- [Task statement]: Show, in full, each line of the data that contains "لحظه".

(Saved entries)
-- start --
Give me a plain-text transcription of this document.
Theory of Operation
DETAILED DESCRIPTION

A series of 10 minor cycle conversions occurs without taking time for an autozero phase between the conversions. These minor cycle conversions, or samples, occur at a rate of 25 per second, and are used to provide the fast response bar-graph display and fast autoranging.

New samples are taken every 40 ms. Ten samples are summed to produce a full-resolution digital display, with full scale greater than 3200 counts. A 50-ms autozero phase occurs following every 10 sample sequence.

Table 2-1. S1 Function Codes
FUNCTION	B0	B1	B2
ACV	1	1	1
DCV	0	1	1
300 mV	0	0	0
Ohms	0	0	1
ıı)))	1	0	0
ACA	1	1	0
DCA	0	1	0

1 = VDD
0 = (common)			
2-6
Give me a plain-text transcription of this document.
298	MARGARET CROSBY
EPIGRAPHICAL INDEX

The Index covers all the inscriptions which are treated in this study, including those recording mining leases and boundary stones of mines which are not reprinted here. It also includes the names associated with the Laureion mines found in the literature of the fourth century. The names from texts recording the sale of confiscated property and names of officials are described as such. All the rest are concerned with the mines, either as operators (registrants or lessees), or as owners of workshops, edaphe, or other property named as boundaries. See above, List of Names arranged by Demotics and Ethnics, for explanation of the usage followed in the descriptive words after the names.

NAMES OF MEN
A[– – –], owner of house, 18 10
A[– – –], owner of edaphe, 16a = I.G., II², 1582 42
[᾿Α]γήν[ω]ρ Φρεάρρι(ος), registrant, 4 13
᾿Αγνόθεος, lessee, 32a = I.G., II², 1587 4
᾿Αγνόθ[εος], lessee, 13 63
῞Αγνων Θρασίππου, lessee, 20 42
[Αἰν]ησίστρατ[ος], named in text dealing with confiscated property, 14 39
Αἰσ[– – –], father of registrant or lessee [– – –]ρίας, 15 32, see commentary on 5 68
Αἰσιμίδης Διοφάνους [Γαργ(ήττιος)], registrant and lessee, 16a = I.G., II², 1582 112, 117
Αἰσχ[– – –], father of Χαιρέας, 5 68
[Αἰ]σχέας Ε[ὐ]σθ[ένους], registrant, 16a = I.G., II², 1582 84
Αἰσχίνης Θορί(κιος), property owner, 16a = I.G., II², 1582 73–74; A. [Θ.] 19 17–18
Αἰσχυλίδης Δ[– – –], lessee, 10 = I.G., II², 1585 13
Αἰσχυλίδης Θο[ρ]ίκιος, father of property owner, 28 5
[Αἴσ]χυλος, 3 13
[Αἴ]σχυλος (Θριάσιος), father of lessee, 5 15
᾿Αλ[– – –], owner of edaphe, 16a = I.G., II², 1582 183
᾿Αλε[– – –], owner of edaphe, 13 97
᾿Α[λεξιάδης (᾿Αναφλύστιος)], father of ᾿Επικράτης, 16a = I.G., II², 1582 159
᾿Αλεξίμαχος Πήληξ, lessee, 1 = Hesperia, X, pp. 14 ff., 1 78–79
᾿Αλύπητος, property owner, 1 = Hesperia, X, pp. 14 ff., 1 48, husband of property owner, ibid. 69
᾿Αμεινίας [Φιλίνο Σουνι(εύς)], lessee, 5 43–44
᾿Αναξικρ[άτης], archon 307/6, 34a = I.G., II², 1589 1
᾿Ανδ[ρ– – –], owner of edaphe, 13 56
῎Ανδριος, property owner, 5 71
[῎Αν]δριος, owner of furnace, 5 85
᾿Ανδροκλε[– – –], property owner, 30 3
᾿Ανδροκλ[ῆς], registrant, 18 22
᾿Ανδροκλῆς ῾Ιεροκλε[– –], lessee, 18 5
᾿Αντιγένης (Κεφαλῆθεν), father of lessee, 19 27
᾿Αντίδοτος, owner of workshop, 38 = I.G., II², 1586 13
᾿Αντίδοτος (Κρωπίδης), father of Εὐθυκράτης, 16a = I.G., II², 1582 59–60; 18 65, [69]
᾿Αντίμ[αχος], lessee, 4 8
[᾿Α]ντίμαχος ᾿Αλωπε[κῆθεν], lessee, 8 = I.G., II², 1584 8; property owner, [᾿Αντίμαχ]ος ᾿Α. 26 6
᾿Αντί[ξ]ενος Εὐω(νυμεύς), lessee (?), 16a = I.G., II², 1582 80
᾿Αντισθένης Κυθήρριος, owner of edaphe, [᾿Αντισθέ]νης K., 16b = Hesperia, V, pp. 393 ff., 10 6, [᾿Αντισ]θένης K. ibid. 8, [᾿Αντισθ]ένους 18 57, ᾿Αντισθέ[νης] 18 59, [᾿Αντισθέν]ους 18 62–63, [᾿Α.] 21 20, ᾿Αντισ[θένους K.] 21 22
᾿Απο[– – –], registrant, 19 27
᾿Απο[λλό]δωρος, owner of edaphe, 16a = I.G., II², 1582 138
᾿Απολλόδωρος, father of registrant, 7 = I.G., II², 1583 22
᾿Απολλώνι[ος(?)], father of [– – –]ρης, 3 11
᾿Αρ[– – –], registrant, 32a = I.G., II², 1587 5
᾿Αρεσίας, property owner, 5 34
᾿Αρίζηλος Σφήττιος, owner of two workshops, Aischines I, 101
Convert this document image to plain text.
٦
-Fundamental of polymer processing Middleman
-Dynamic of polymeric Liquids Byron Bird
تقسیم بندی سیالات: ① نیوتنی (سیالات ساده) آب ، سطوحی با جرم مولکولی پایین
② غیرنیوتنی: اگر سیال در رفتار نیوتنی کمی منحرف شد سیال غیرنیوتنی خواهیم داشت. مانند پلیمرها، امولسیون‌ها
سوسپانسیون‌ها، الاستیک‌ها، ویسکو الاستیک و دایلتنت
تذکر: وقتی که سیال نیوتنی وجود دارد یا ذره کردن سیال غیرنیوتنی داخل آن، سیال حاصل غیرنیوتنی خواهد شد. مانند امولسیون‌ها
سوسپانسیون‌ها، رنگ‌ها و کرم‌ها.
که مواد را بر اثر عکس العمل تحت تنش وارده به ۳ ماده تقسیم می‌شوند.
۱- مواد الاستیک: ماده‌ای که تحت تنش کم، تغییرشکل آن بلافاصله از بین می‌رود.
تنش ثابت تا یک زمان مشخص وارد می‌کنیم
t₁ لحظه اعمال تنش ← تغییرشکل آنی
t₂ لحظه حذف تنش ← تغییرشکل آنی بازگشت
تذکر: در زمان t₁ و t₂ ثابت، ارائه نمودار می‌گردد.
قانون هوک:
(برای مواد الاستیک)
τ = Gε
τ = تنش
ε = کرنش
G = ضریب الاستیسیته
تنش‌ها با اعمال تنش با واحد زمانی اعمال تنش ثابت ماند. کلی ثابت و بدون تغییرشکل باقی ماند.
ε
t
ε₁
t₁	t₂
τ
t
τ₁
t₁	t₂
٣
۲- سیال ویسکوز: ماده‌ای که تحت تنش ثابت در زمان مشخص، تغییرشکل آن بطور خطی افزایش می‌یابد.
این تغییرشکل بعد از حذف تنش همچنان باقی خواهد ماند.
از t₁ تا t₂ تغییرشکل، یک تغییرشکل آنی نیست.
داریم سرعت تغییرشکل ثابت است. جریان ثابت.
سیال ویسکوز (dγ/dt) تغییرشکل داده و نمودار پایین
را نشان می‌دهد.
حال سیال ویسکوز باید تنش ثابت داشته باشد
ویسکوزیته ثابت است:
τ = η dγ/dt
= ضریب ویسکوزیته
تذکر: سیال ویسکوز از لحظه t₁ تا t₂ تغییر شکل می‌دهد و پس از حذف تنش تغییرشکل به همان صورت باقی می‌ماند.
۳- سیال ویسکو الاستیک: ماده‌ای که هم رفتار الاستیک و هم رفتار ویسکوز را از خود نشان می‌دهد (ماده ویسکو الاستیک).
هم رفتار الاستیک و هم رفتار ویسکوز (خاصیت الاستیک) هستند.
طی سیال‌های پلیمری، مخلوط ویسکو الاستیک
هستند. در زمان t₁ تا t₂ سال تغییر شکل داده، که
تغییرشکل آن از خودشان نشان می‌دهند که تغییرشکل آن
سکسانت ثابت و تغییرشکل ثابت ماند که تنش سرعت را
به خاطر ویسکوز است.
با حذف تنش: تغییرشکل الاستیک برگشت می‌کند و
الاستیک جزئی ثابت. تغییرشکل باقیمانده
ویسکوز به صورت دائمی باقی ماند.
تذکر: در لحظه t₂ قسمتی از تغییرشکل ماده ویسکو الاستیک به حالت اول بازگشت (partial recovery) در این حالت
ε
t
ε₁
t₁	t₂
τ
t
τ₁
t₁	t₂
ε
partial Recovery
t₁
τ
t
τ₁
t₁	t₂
-- end --
- [Output]:
t₁ لحظه اعمال تنش ← تغییرشکل آنی
t₂ لحظه حذف تنش ← تغییرشکل آنی بازگشت
تذکر: سیال ویسکوز از لحظه t₁ تا t₂ تغییر شکل می‌دهد و پس از حذف تنش تغییرشکل به همان صورت باقی می‌ماند.
تذکر: در لحظه t₂ قسمتی از تغییرشکل ماده ویسکو الاستیک به حالت اول بازگشت (partial recovery) در این حالت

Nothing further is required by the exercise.